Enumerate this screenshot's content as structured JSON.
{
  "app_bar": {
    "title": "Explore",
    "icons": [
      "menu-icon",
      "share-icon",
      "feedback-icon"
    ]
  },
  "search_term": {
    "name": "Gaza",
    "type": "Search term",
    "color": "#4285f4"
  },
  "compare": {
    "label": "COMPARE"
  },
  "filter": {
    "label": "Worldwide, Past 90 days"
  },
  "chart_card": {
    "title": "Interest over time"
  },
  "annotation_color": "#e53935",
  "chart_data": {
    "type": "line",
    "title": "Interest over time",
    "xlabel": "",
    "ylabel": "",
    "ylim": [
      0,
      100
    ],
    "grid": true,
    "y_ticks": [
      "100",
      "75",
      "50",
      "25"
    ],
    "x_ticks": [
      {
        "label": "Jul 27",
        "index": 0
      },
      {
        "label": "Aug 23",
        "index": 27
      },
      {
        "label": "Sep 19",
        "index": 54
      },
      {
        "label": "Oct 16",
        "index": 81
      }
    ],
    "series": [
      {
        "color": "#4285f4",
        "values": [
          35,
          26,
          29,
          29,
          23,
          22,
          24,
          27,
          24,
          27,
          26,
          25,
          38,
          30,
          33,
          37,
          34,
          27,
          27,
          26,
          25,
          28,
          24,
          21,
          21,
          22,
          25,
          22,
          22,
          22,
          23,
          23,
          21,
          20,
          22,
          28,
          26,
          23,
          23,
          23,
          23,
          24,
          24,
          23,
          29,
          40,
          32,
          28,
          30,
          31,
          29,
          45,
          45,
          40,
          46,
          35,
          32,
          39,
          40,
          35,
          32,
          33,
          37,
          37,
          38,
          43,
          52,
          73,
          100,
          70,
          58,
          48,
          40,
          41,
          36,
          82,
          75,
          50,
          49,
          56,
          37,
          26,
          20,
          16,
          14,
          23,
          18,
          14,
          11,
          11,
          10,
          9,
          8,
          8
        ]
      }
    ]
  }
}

__Task prompt__: Print every record above exactly as written.

__Written response__:
Enumerate this screenshot's content as structured JSON.
{
  "app_bar": {
    "title": "Explore",
    "icons": [
      "menu-icon",
      "share-icon",
      "feedback-icon"
    ]
  },
  "search_term": {
    "name": "Gaza",
    "type": "Search term",
    "color": "#4285f4"
  },
  "compare": {
    "label": "COMPARE"
  },
  "filter": {
    "label": "Worldwide, Past 90 days"
  },
  "chart_card": {
    "title": "Interest over time"
  },
  "annotation_color": "#e53935",
  "chart_data": {
    "type": "line",
    "title": "Interest over time",
    "xlabel": "",
    "ylabel": "",
    "ylim": [
      0,
      100
    ],
    "grid": true,
    "y_ticks": [
      "100",
      "75",
      "50",
      "25"
    ],
    "x_ticks": [
      {
        "label": "Jul 27",
        "index": 0
      },
      {
        "label": "Aug 23",
        "index": 27
      },
      {
        "label": "Sep 19",
        "index": 54
      },
      {
        "label": "Oct 16",
        "index": 81
      }
    ],
    "series": [
      {
        "color": "#4285f4",
        "values": [
          35,
          26,
          29,
          29,
          23,
          22,
          24,
          27,
          24,
          27,
          26,
          25,
          38,
          30,
          33,
          37,
          34,
          27,
          27,
          26,
          25,
          28,
          24,
          21,
          21,
          22,
          25,
          22,
          22,
          22,
          23,
          23,
          21,
          20,
          22,
          28,
          26,
          23,
          23,
          23,
          23,
          24,
          24,
          23,
          29,
          40,
          32,
          28,
          30,
          31,
          29,
          45,
          45,
          40,
          46,
          35,
          32,
          39,
          40,
          35,
          32,
          33,
          37,
          37,
          38,
          43,
          52,
          73,
          100,
          70,
          58,
          48,
          40,
          41,
          36,
          82,
          75,
          50,
          49,
          56,
          37,
          26,
          20,
          16,
          14,
          23,
          18,
          14,
          11,
          11,
          10,
          9,
          8,
          8
        ]
      }
    ]
  }
}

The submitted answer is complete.